Data items

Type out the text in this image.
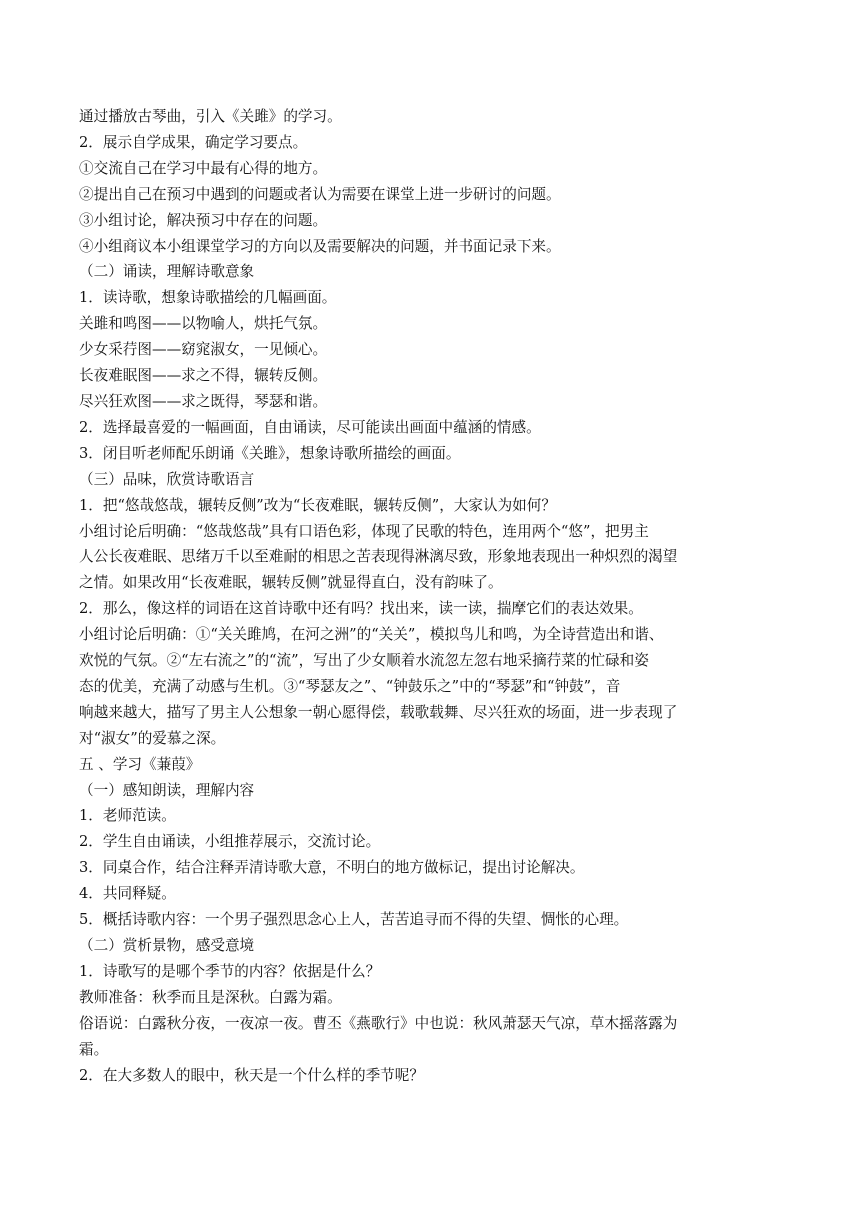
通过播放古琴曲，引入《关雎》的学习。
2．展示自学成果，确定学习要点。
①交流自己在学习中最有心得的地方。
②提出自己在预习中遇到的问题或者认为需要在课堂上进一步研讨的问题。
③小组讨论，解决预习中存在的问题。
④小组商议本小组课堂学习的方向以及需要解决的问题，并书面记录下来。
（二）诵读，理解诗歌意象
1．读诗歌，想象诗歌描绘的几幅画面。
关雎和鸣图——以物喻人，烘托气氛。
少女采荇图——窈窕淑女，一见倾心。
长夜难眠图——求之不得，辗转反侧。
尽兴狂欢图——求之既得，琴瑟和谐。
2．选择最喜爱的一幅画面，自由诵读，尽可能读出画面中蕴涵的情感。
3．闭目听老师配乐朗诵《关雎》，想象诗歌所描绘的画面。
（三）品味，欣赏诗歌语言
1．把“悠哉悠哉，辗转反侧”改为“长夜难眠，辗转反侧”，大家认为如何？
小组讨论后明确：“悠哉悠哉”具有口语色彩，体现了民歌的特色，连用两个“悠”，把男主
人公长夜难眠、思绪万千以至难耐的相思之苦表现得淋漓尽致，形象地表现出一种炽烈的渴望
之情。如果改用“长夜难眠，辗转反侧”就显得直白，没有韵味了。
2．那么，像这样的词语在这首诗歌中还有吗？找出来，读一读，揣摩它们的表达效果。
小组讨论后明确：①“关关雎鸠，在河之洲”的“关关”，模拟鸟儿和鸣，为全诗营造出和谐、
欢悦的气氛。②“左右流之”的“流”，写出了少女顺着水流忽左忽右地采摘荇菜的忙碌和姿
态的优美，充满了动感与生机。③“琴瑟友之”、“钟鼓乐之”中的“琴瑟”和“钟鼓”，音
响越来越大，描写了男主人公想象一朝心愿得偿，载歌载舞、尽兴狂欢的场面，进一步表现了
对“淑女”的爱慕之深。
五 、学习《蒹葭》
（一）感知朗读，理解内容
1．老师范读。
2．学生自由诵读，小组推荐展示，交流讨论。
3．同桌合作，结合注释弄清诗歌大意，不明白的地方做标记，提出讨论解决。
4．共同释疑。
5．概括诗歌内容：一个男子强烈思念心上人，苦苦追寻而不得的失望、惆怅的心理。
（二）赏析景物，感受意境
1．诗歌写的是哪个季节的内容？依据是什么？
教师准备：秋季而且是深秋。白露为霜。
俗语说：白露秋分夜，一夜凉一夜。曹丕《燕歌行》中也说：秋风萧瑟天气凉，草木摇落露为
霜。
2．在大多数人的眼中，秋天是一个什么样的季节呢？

...

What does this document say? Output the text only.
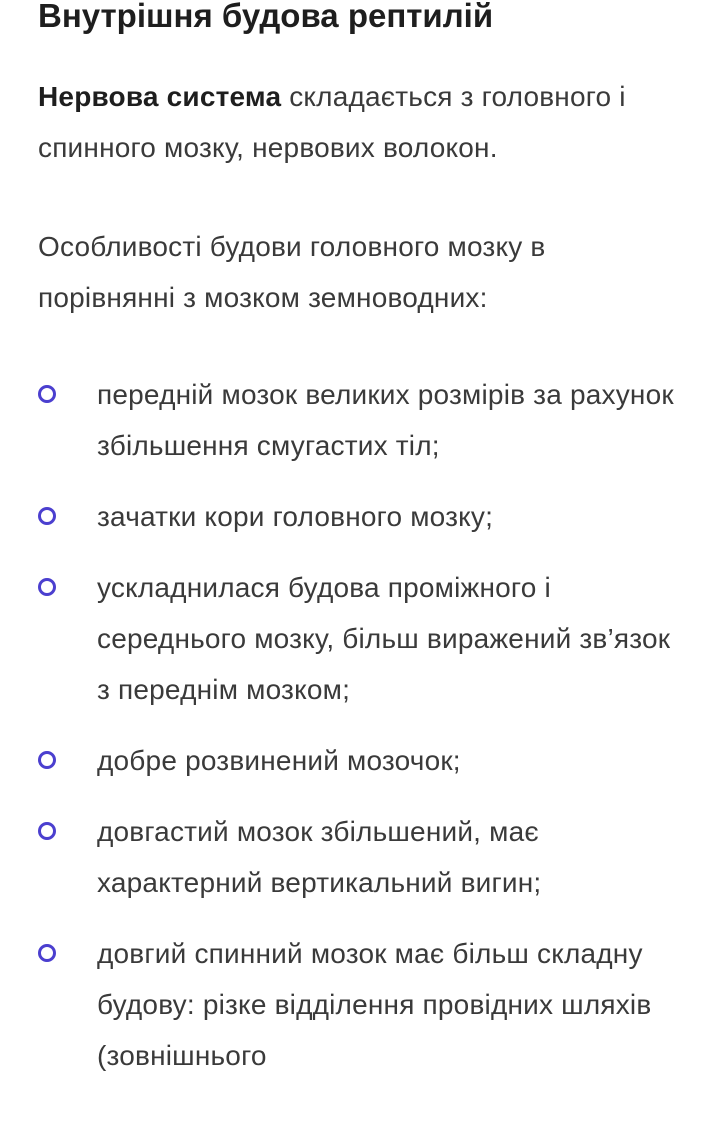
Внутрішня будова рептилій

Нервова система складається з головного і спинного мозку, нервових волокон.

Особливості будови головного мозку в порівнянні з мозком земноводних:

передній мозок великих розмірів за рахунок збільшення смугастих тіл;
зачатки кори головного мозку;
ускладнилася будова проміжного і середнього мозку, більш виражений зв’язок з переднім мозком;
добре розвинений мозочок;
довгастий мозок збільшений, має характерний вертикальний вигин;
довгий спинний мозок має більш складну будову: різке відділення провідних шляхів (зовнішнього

> WHAT IS EXPECTED
Filter the data for the string "text" and copy every line that has it.

> RESULT OF THIS EXERCISE
Type out the text in this image.
What does this document say? Output the text only.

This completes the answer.